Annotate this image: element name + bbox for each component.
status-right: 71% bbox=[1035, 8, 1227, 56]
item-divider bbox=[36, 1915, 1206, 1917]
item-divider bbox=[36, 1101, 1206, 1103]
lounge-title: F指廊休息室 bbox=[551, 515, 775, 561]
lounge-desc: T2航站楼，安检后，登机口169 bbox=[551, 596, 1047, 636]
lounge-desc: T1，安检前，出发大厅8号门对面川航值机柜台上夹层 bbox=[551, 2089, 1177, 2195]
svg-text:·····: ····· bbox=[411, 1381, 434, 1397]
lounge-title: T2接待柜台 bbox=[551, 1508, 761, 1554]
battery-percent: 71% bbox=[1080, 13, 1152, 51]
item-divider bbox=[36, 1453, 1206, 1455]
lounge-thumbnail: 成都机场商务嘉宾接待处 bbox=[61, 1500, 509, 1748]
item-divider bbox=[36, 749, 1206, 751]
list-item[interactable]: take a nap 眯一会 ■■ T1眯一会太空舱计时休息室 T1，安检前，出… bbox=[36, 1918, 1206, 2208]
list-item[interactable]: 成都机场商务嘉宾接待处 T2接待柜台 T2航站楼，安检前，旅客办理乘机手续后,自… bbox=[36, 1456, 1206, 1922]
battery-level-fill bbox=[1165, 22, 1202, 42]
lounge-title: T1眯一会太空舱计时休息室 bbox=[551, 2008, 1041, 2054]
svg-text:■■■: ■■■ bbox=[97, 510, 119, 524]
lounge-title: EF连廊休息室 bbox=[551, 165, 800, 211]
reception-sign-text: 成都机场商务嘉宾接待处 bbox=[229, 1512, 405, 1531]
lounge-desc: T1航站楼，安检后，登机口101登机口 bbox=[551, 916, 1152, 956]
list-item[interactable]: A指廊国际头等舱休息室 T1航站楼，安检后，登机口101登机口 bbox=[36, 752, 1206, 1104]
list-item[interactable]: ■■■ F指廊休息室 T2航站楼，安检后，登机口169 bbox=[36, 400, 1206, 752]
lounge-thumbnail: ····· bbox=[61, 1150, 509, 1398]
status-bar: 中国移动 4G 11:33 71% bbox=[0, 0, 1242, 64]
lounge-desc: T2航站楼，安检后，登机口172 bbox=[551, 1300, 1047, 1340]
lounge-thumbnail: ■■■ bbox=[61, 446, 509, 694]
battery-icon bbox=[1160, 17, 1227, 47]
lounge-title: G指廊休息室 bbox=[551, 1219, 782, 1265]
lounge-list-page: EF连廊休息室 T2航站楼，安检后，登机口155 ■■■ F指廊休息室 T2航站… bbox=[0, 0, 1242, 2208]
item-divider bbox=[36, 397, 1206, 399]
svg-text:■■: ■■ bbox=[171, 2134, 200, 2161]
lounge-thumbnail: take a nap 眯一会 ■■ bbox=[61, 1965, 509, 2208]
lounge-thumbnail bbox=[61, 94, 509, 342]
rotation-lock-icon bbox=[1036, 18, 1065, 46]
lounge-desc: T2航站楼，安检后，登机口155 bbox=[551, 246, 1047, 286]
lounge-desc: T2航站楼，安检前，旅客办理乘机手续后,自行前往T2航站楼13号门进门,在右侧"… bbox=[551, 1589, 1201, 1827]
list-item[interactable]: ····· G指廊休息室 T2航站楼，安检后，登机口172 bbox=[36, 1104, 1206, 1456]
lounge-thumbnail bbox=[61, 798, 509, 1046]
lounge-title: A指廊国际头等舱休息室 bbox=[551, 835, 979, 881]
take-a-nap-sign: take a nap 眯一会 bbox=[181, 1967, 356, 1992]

WHAT NEEDS TO BE DONE —
Please edit these items by changing every "lounge-thumbnail" to "lounge-image" and leaving everything else unchanged.

THE OUTPUT —
Annotate this image: element name + bbox for each component.
status-right: 71% bbox=[1035, 8, 1227, 56]
item-divider bbox=[36, 1915, 1206, 1917]
item-divider bbox=[36, 1101, 1206, 1103]
lounge-title: F指廊休息室 bbox=[551, 515, 775, 561]
lounge-desc: T2航站楼，安检后，登机口169 bbox=[551, 596, 1047, 636]
lounge-desc: T1，安检前，出发大厅8号门对面川航值机柜台上夹层 bbox=[551, 2089, 1177, 2195]
svg-text:·····: ····· bbox=[411, 1381, 434, 1397]
lounge-title: T2接待柜台 bbox=[551, 1508, 761, 1554]
battery-percent: 71% bbox=[1080, 13, 1152, 51]
item-divider bbox=[36, 1453, 1206, 1455]
lounge-image: 成都机场商务嘉宾接待处 bbox=[61, 1500, 509, 1748]
item-divider bbox=[36, 749, 1206, 751]
list-item[interactable]: take a nap 眯一会 ■■ T1眯一会太空舱计时休息室 T1，安检前，出… bbox=[36, 1918, 1206, 2208]
list-item[interactable]: 成都机场商务嘉宾接待处 T2接待柜台 T2航站楼，安检前，旅客办理乘机手续后,自… bbox=[36, 1456, 1206, 1922]
battery-level-fill bbox=[1165, 22, 1202, 42]
lounge-title: T1眯一会太空舱计时休息室 bbox=[551, 2008, 1041, 2054]
svg-text:■■■: ■■■ bbox=[97, 510, 119, 524]
lounge-title: EF连廊休息室 bbox=[551, 165, 800, 211]
reception-sign-text: 成都机场商务嘉宾接待处 bbox=[229, 1512, 405, 1531]
lounge-desc: T1航站楼，安检后，登机口101登机口 bbox=[551, 916, 1152, 956]
list-item[interactable]: A指廊国际头等舱休息室 T1航站楼，安检后，登机口101登机口 bbox=[36, 752, 1206, 1104]
list-item[interactable]: ■■■ F指廊休息室 T2航站楼，安检后，登机口169 bbox=[36, 400, 1206, 752]
lounge-image: ····· bbox=[61, 1150, 509, 1398]
status-bar: 中国移动 4G 11:33 71% bbox=[0, 0, 1242, 64]
lounge-desc: T2航站楼，安检后，登机口172 bbox=[551, 1300, 1047, 1340]
lounge-image: ■■■ bbox=[61, 446, 509, 694]
battery-icon bbox=[1160, 17, 1227, 47]
lounge-title: G指廊休息室 bbox=[551, 1219, 782, 1265]
lounge-list-page: EF连廊休息室 T2航站楼，安检后，登机口155 ■■■ F指廊休息室 T2航站… bbox=[0, 0, 1242, 2208]
item-divider bbox=[36, 397, 1206, 399]
svg-text:■■: ■■ bbox=[171, 2134, 200, 2161]
lounge-image: take a nap 眯一会 ■■ bbox=[61, 1965, 509, 2208]
lounge-image bbox=[61, 94, 509, 342]
rotation-lock-icon bbox=[1036, 18, 1065, 46]
lounge-desc: T2航站楼，安检后，登机口155 bbox=[551, 246, 1047, 286]
lounge-desc: T2航站楼，安检前，旅客办理乘机手续后,自行前往T2航站楼13号门进门,在右侧"… bbox=[551, 1589, 1201, 1827]
list-item[interactable]: ····· G指廊休息室 T2航站楼，安检后，登机口172 bbox=[36, 1104, 1206, 1456]
lounge-image bbox=[61, 798, 509, 1046]
lounge-title: A指廊国际头等舱休息室 bbox=[551, 835, 979, 881]
take-a-nap-sign: take a nap 眯一会 bbox=[181, 1967, 356, 1992]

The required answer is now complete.